EXERCISE AIM: Select, from the data, each line where "poetică" occurs.

(Extracted data entries)
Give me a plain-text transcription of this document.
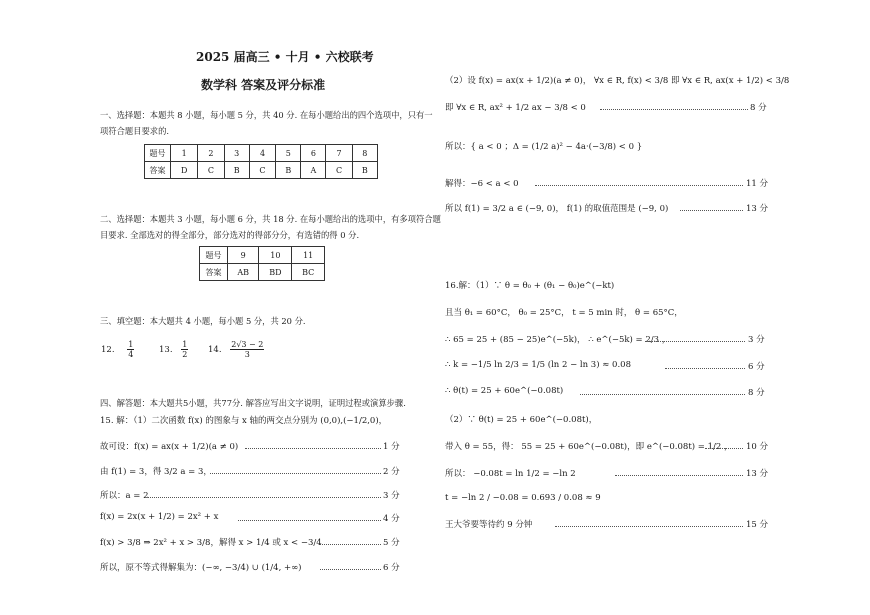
2025 届高三 • 十月 • 六校联考
数学科 答案及评分标准
一、选择题：本题共 8 小题，每小题 5 分，共 40 分. 在每小题给出的四个选项中，只有一
项符合题目要求的.
题号	1	2	3	4	5	6	7	8
答案	D	C	B	C	B	A	C	B
二、选择题：本题共 3 小题，每小题 6 分，共 18 分. 在每小题给出的选项中，有多项符合题
目要求. 全部选对的得全部分，部分选对的得部分分，有选错的得 0 分.
题号	9	10	11
答案	AB	BD	BC
三、填空题：本大题共 4 小题，每小题 5 分，共 20 分.
12. $\frac{1}{4}$	13. $\frac{1}{2} 14$. $\frac{2√3 - 2}{3}$
四、解答题：本大题共5小题，共77分. 解答应写出文字说明，证明过程或演算步骤.
15. 解：（1）二次函数 f(x) 的图象与 x 轴的两交点分别为 (0,0),(−1/2,0)，
故可设：f(x) = ax(x + 1/2)(a ≠ 0)	1 分
由 f(1) = 3，得 3/2 a = 3，	2 分
所以：a = 2	3 分
f(x) = 2x(x + 1/2) = 2x² + x	4 分
f(x) > 3/8 ⇒ 2x² + x > 3/8，解得 x > 1/4 或 x < −3/4	5 分
所以，原不等式得解集为：(−∞, −3/4) ∪ (1/4, +∞)	6 分
（2）设 f(x) = ax(x + 1/2)(a ≠ 0)， ∀x ∈ R, f(x) < 3/8 即 ∀x ∈ R, ax(x + 1/2) < 3/8
即 ∀x ∈ R, ax² + 1/2 ax − 3/8 < 0	8 分
所以：{ a < 0 ；Δ = (1/2 a)² − 4a·(−3/8) < 0 }
解得：−6 < a < 0	11 分
所以 f(1) = 3/2 a ∈ (−9, 0)， f(1) 的取值范围是 (−9, 0)	13 分
16.解：（1）∵ θ = θ₀ + (θ₁ − θ₀)e^(−kt)
且当 θ₁ = 60°C， θ₀ = 25°C， t = 5 min 时， θ = 65°C，
∴ 65 = 25 + (85 − 25)e^(−5k)， ∴ e^(−5k) = 2/3 ，	3 分
∴ k = −1/5 ln 2/3 = 1/5 (ln 2 − ln 3) ≈ 0.08	6 分
∴ θ(t) = 25 + 60e^(−0.08t)	8 分
（2）∵ θ(t) = 25 + 60e^(−0.08t)，
带入 θ = 55，得： 55 = 25 + 60e^(−0.08t)，即 e^(−0.08t) = 1/2 ， 10 分
所以： −0.08t = ln 1/2 = −ln 2	13 分
t = −ln 2 / −0.08 = 0.693 / 0.08 ≈ 9
王大爷要等待约 9 分钟	15 分
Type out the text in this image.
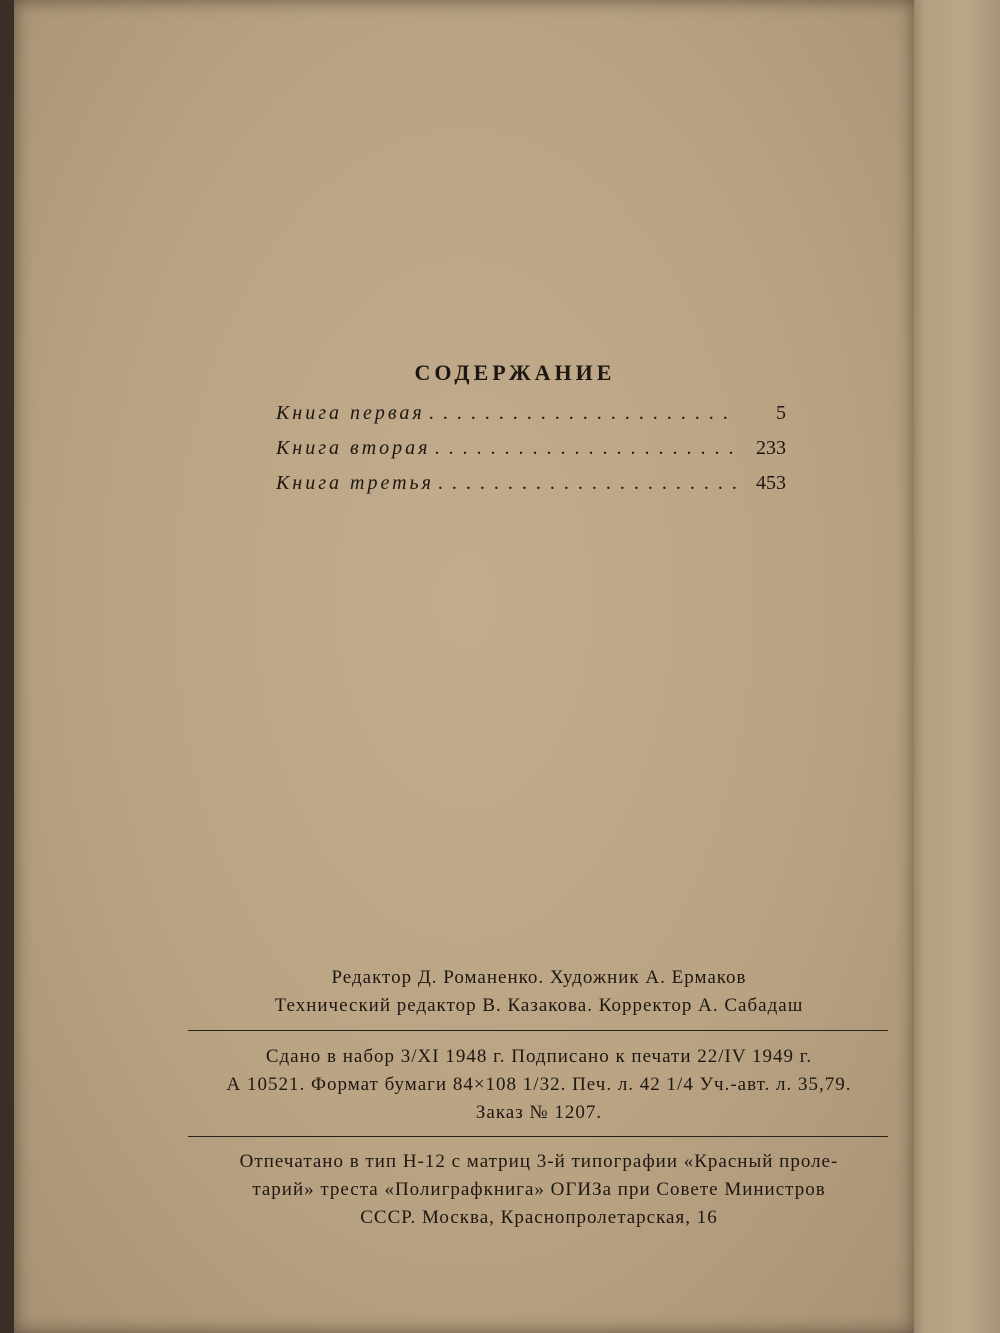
СОДЕРЖАНИЕ
Книга первая . . .	5
Книга вторая . . .	233
Книга третья . . .	453
Редактор Д. Романенко. Художник А. Ермаков
Технический редактор В. Казакова. Корректор А. Сабадаш
Сдано в набор 3/XI 1948 г. Подписано к печати 22/IV 1949 г.
А 10521. Формат бумаги 84×108 1/32. Печ. л. 42 1/4 Уч.-авт. л. 35,79.
Заказ № 1207.
Отпечатано в тип Н-12 с матриц 3-й типографии «Красный проле-
тарий» треста «Полиграфкнига» ОГИЗа при Совете Министров
СССР. Москва, Краснопролетарская, 16
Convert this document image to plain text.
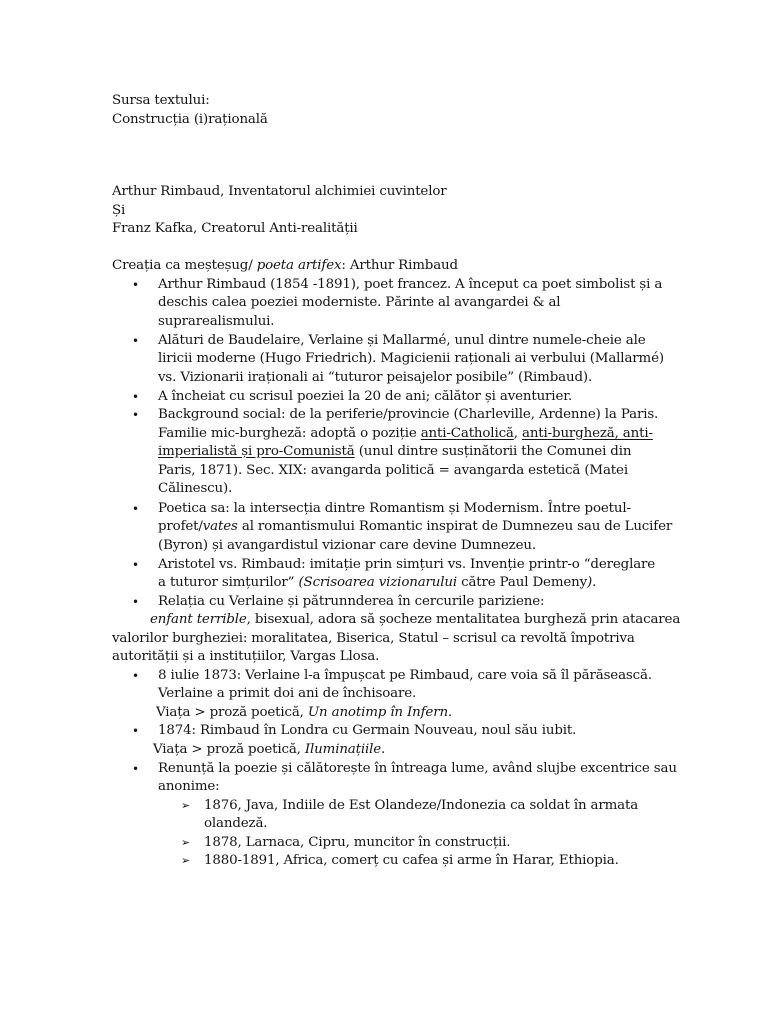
Sursa textului:
Construcția (i)rațională
Arthur Rimbaud, Inventatorul alchimiei cuvintelor
Și
Franz Kafka, Creatorul Anti-realității
Creația ca meșteșug/ poeta artifex: Arthur Rimbaud
• Arthur Rimbaud (1854 -1891), poet francez. A început ca poet simbolist și a
deschis calea poeziei moderniste. Părinte al avangardei & al
suprarealismului.
• Alături de Baudelaire, Verlaine și Mallarmé, unul dintre numele-cheie ale
liricii moderne (Hugo Friedrich). Magicienii raționali ai verbului (Mallarmé)
vs. Vizionarii iraționali ai “tuturor peisajelor posibile” (Rimbaud).
• A încheiat cu scrisul poeziei la 20 de ani; călător și aventurier.
• Background social: de la periferie/provincie (Charleville, Ardenne) la Paris.
Familie mic-burgheză: adoptă o poziție anti-Catholică, anti-burgheză, anti-
imperialistă și pro-Comunistă (unul dintre susținătorii the Comunei din
Paris, 1871). Sec. XIX: avangarda politică = avangarda estetică (Matei
Călinescu).
• Poetica sa: la intersecția dintre Romantism și Modernism. Între poetul-
profet/vates al romantismului Romantic inspirat de Dumnezeu sau de Lucifer
(Byron) și avangardistul vizionar care devine Dumnezeu.
• Aristotel vs. Rimbaud: imitație prin simțuri vs. Invenție printr-o “dereglare
a tuturor simțurilor” (Scrisoarea vizionarului către Paul Demeny).
• Relația cu Verlaine și pătrunnderea în cercurile pariziene:
enfant terrible, bisexual, adora să șocheze mentalitatea burgheză prin atacarea
valorilor burgheziei: moralitatea, Biserica, Statul – scrisul ca revoltă împotriva
autorității și a instituțiilor, Vargas Llosa.
• 8 iulie 1873: Verlaine l-a împușcat pe Rimbaud, care voia să îl părăsească.
Verlaine a primit doi ani de închisoare.
Viața > proză poetică, Un anotimp în Infern.
• 1874: Rimbaud în Londra cu Germain Nouveau, noul său iubit.
Viața > proză poetică, Iluminațiile.
• Renunță la poezie și călătorește în întreaga lume, având slujbe excentrice sau
anonime:
➢ 1876, Java, Indiile de Est Olandeze/Indonezia ca soldat în armata
olandeză.
➢ 1878, Larnaca, Cipru, muncitor în construcții.
➢ 1880-1891, Africa, comerț cu cafea și arme în Harar, Ethiopia.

REPLY TO THE TASK:
Viața > proză poetică, Un anotimp în Infern.
Viața > proză poetică, Iluminațiile.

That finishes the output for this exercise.